* INSTRUCTIONS FOR THE TASK:
Look through the material below. Copy every line with the string "this" in it.

* EXERCISE MATERIAL:

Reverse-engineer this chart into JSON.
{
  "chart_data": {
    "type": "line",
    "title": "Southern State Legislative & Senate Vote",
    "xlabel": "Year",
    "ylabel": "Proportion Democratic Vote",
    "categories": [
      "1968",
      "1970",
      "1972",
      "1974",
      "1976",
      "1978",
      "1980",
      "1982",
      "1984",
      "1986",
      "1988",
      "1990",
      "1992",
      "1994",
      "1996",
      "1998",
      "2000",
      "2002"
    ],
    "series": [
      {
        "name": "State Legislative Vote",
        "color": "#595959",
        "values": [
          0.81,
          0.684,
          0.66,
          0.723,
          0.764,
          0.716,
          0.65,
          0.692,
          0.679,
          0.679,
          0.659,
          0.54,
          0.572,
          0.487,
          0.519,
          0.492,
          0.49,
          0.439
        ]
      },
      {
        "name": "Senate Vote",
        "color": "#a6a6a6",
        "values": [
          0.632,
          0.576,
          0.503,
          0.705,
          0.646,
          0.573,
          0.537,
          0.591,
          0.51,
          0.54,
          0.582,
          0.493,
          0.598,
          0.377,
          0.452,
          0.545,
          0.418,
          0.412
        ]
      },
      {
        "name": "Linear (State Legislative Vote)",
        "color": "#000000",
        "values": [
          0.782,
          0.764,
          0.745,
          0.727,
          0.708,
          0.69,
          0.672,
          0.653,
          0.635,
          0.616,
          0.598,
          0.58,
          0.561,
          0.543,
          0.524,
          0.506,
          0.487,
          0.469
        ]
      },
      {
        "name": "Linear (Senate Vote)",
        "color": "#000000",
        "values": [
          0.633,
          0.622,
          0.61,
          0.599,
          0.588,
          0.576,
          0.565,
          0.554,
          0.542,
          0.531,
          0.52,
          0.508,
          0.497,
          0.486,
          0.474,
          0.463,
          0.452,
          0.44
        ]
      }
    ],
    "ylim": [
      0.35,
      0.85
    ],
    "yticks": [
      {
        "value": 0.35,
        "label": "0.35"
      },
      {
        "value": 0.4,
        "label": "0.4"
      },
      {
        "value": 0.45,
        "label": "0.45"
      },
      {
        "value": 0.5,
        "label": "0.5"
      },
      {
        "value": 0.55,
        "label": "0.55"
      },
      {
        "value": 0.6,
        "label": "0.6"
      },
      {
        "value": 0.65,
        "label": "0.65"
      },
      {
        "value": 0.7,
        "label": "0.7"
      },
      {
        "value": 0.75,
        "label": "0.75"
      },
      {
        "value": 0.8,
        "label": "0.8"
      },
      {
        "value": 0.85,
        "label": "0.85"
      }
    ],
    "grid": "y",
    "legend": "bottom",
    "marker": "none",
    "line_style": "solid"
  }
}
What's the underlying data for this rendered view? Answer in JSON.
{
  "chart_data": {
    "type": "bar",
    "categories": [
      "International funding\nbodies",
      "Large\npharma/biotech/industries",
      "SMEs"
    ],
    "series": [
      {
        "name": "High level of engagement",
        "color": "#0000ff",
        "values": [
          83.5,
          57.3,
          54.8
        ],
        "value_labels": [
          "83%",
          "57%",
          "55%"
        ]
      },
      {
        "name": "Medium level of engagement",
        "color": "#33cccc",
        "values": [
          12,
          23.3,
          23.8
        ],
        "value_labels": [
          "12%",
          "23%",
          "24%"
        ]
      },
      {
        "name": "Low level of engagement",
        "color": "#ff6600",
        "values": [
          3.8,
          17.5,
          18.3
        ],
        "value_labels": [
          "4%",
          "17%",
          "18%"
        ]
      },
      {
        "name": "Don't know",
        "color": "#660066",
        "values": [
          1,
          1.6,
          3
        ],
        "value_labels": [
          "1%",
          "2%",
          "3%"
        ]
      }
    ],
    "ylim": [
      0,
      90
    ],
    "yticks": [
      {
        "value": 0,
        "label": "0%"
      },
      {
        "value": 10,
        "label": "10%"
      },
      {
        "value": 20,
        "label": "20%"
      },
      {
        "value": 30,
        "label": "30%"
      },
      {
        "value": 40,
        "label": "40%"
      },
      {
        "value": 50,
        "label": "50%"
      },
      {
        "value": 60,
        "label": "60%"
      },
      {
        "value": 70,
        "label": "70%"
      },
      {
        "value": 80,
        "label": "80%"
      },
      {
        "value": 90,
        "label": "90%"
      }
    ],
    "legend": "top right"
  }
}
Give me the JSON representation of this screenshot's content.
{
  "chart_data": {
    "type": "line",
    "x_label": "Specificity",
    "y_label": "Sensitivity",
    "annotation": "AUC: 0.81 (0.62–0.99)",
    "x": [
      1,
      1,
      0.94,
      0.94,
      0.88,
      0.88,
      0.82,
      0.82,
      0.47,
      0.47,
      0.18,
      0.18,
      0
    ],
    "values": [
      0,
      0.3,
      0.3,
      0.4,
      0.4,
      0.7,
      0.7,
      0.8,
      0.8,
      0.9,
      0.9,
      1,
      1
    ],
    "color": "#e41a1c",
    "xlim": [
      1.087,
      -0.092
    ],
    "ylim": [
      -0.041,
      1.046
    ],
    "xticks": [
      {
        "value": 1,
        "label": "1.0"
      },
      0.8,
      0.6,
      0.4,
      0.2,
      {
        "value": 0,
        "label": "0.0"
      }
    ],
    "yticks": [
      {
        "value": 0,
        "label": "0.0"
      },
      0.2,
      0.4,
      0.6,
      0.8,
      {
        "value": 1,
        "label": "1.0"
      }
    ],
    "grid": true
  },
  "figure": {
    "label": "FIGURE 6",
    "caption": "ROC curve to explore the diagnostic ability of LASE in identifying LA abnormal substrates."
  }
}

* TASK ANSWER:
Reverse-engineer this chart into JSON.
What's the underlying data for this rendered view? Answer in JSON.
Give me the JSON representation of this screenshot's content.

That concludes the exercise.